Ваше задание:
Выпишите дословно из письма о встрече Нового года в театре отрывок от слов «Ольге Сергеевне[550] напишу.» до слов «любезен и подвижен.».

Текст для чтения:
Избранные письма. Том 2
Шрифт:
Встреча Нового года в театре была шумливая и тесная. Около 275 человек. Вся 1-я Студия, Музыкальная, почти вся 4-я и т. д. 3-я встречала у себя, 2-я сначала отказалась; думала, будет дома, а в день встречи попросила 30 – 40 мест, но это оказалось уже невозможным. Ввиду того, что Константин Сергеевич в прошлом году приглашал Нежданову с Головановым, позвали мы их и в этом. Потом пришел и Богданович. Владимир Сергеевич[549] был дома (кажется, даже в Пушкине), была его дочь. Номеров было мало. Первый тост (мой) был за К. С. (ура!) и театр, то есть 1-ю группу (ура!).
Был оркестр (наемный) и танцевали. Были приглашены из миссий —
Кланяйтесь от меня Балиеву, то есть поцелуйте его крепко.
Привет всем, всем, — кому этого от меня хоть сколько-нибудь хочется.
Ольге Сергеевне[550] напишу.
В. Немирович-Данченко
{266} Берсенев приехал и уже репетирует Эдгара в «Лире» (Лира готовит Певцов) в 1-й Студии. Я говорил Студии о нерешительном отношении театра к Берсеневу, но это не изменило дела. Берсенев, как всегда, любезен и подвижен.

Предоставленные данные:
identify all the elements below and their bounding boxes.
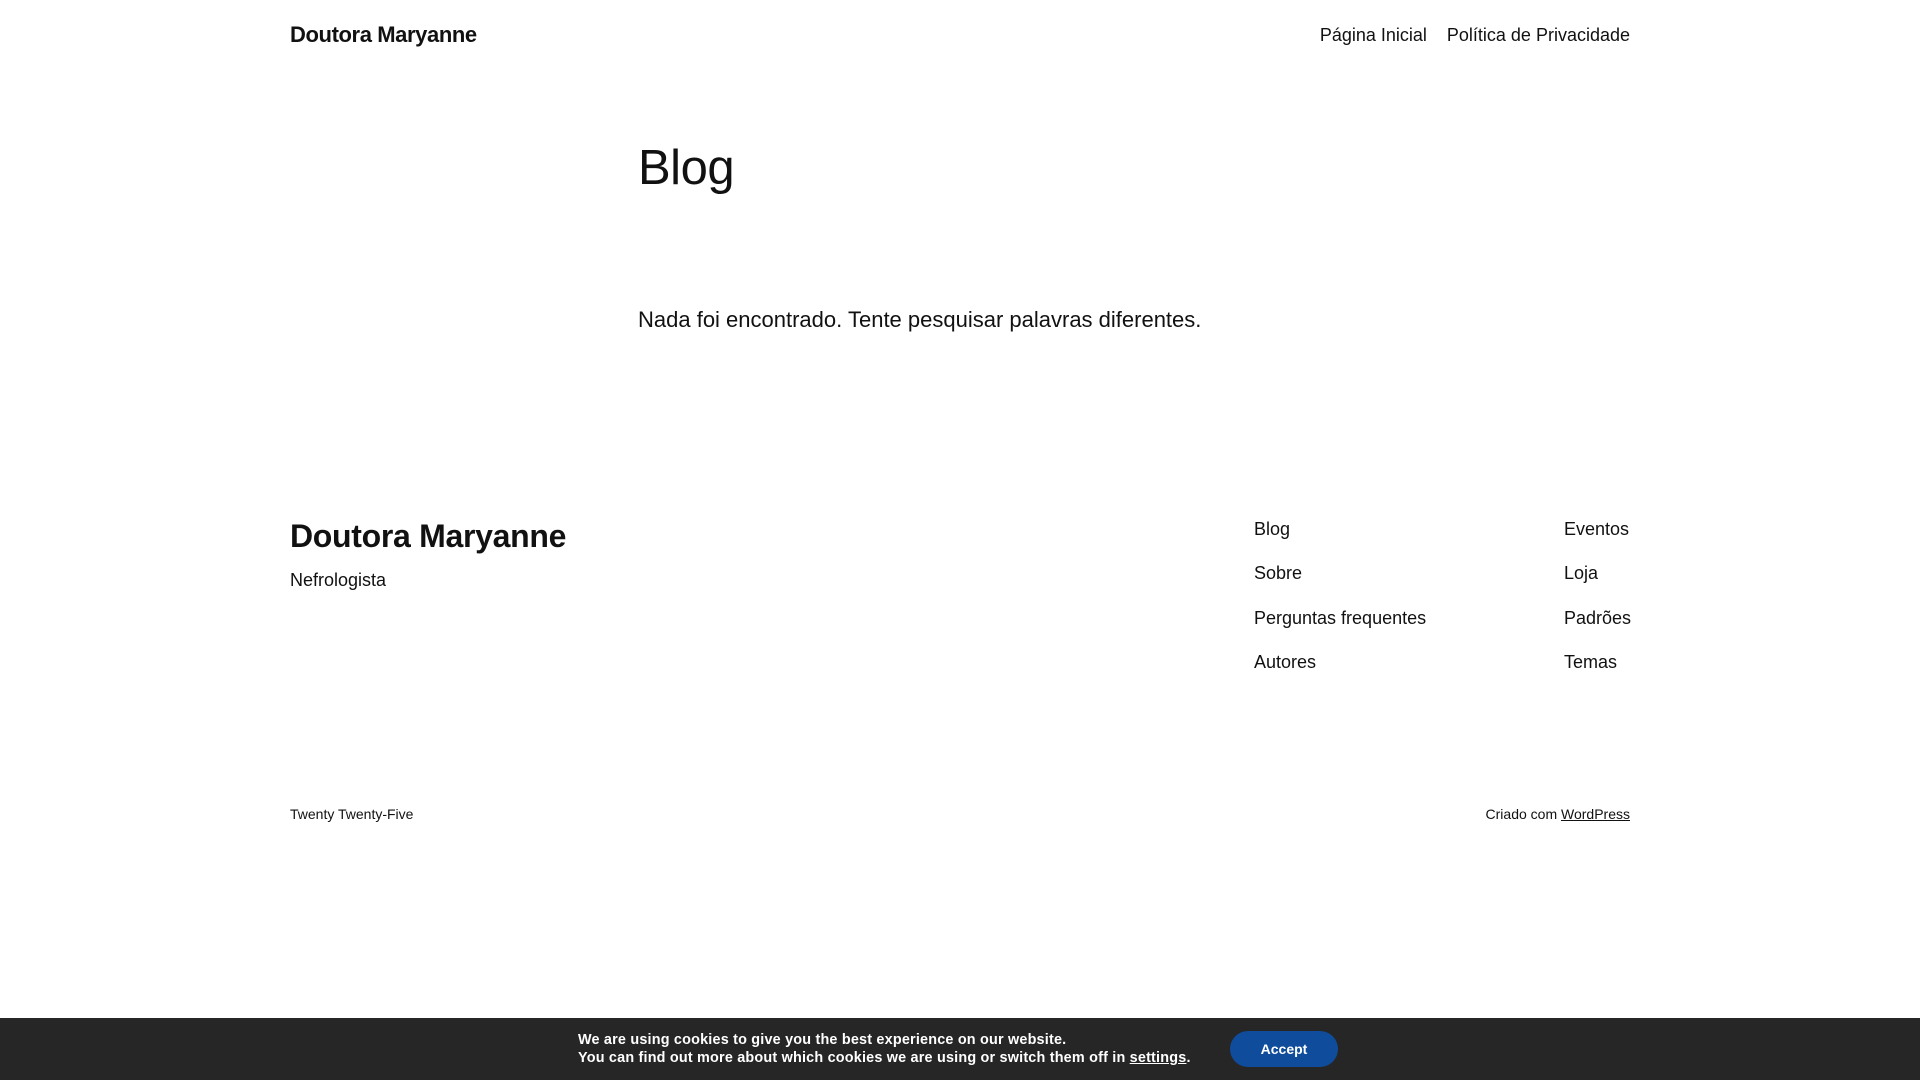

Правильный ответ:
Ольге Сергеевне[550] напишу.
В. Немирович-Данченко
{266} Берсенев приехал и уже репетирует Эдгара в «Лире» (Лира готовит Певцов) в 1-й Студии. Я говорил Студии о нерешительном отношении театра к Берсеневу, но это не изменило дела. Берсенев, как всегда, любезен и подвижен.